**Objective**
Select the lines that contain "Tights" and copy each of them.

-------- Provided data --------

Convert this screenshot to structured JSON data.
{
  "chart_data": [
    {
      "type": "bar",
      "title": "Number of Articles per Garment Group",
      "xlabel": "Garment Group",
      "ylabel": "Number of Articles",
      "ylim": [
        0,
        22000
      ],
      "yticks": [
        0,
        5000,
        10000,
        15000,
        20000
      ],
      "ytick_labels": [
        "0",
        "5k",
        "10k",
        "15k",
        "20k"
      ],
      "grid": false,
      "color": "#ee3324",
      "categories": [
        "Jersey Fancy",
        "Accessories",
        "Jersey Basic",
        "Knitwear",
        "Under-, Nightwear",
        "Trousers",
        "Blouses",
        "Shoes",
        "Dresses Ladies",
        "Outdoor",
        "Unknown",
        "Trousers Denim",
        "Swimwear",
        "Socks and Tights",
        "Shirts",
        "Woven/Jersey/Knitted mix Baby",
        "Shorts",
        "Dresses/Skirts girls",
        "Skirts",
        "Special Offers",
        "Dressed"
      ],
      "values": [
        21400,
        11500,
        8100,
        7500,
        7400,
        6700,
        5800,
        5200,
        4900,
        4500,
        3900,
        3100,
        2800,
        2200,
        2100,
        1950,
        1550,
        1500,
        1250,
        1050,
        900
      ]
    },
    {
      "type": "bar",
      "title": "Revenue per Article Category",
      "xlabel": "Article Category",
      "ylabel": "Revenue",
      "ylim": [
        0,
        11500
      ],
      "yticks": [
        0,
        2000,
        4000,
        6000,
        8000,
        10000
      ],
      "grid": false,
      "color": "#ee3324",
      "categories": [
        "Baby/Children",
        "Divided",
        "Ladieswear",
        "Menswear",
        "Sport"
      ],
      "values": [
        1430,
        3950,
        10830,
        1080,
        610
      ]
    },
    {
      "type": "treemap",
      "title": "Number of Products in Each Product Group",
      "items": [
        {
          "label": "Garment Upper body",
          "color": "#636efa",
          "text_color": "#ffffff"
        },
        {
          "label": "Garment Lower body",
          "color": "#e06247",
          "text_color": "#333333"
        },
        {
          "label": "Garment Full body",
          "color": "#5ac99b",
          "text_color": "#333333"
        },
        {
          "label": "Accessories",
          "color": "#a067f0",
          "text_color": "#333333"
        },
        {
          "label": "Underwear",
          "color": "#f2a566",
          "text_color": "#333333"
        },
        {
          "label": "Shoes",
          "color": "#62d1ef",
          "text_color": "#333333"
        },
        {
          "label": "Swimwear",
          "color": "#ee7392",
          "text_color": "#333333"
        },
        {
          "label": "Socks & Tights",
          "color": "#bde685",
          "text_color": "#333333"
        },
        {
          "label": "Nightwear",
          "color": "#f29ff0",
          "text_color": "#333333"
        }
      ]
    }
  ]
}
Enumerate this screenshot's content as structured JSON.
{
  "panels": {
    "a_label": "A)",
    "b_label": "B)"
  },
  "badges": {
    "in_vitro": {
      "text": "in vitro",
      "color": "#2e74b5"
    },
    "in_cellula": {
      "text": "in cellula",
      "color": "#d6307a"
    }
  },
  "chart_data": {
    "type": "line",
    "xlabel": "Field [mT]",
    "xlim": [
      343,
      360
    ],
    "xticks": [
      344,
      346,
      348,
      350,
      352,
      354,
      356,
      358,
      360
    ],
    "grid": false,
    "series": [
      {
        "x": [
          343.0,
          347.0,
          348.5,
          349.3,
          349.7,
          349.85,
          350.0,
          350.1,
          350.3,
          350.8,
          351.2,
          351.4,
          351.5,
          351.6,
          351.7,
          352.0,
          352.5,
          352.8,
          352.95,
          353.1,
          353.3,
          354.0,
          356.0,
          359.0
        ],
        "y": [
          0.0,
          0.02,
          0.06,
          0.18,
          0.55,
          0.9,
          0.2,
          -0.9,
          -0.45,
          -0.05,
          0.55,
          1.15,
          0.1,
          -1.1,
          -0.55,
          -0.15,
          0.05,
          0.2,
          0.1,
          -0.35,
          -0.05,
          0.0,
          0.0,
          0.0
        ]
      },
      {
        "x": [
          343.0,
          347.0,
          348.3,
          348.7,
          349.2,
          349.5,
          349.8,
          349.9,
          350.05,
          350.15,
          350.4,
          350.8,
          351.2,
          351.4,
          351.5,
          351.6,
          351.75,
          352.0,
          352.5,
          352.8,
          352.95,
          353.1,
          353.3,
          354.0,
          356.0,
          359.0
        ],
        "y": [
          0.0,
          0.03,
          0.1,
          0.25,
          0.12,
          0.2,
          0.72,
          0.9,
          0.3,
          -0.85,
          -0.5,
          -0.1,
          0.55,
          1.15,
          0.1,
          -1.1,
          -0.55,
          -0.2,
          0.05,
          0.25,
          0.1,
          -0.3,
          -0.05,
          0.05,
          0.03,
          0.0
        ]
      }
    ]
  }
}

--------
-------- Provided data --------

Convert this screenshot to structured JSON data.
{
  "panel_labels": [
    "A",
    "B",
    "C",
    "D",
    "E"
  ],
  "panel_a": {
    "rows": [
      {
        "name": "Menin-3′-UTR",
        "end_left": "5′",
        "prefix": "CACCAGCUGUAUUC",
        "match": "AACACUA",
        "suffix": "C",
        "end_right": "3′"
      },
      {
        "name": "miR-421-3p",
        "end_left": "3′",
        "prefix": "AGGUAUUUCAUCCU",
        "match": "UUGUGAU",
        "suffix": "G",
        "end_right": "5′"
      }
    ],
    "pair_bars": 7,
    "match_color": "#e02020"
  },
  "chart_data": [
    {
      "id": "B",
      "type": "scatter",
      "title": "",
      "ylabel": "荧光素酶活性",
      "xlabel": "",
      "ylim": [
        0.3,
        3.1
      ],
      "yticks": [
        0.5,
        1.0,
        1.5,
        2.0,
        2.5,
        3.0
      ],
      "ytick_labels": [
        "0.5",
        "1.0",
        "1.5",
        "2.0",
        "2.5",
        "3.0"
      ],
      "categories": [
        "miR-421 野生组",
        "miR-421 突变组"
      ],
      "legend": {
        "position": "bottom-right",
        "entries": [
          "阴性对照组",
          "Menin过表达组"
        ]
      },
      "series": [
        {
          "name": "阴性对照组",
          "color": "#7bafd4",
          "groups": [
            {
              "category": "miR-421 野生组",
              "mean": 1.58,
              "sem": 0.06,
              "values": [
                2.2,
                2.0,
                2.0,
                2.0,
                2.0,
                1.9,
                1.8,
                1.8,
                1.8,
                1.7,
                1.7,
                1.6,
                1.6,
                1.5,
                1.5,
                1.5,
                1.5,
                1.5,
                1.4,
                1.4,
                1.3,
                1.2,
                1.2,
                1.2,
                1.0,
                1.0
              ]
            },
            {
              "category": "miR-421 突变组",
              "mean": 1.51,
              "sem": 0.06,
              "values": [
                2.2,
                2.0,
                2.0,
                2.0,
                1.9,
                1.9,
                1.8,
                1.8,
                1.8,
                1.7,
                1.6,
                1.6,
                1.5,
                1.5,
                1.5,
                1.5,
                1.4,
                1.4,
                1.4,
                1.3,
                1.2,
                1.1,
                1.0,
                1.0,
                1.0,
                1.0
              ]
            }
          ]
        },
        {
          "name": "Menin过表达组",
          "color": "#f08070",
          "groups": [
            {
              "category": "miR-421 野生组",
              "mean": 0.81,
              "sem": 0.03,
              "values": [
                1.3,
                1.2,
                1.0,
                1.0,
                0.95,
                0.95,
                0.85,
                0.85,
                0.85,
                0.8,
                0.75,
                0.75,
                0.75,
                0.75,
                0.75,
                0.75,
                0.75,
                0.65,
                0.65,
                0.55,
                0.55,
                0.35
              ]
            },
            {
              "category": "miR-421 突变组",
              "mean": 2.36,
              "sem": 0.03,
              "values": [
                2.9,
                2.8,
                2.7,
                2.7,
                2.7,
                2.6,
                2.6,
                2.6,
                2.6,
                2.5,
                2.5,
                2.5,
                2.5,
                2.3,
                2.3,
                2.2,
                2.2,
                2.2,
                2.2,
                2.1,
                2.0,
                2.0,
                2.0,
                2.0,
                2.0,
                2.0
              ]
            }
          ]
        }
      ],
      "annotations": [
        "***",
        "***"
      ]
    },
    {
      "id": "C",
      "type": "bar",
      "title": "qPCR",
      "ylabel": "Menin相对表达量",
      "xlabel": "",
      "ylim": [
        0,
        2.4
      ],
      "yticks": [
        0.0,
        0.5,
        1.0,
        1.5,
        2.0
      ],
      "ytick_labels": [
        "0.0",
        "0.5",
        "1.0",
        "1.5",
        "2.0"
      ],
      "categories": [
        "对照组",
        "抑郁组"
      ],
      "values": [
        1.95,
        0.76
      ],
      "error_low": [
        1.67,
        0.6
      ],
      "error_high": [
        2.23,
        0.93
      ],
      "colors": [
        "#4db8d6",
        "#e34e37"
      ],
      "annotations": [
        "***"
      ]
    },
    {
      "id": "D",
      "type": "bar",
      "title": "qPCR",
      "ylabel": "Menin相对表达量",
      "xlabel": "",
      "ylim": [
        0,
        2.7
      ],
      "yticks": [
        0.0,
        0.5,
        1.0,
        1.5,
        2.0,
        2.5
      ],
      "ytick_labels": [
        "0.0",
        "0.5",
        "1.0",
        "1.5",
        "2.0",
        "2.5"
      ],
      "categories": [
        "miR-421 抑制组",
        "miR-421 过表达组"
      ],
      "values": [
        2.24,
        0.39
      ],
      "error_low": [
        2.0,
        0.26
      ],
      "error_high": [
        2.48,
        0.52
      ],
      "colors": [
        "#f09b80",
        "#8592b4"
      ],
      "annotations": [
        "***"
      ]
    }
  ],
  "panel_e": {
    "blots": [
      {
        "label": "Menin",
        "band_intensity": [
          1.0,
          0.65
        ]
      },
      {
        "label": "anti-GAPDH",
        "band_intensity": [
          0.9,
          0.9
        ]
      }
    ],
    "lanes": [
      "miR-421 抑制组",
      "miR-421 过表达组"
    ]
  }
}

--------

**Response to the task**
        "Socks and Tights",
          "label": "Socks & Tights",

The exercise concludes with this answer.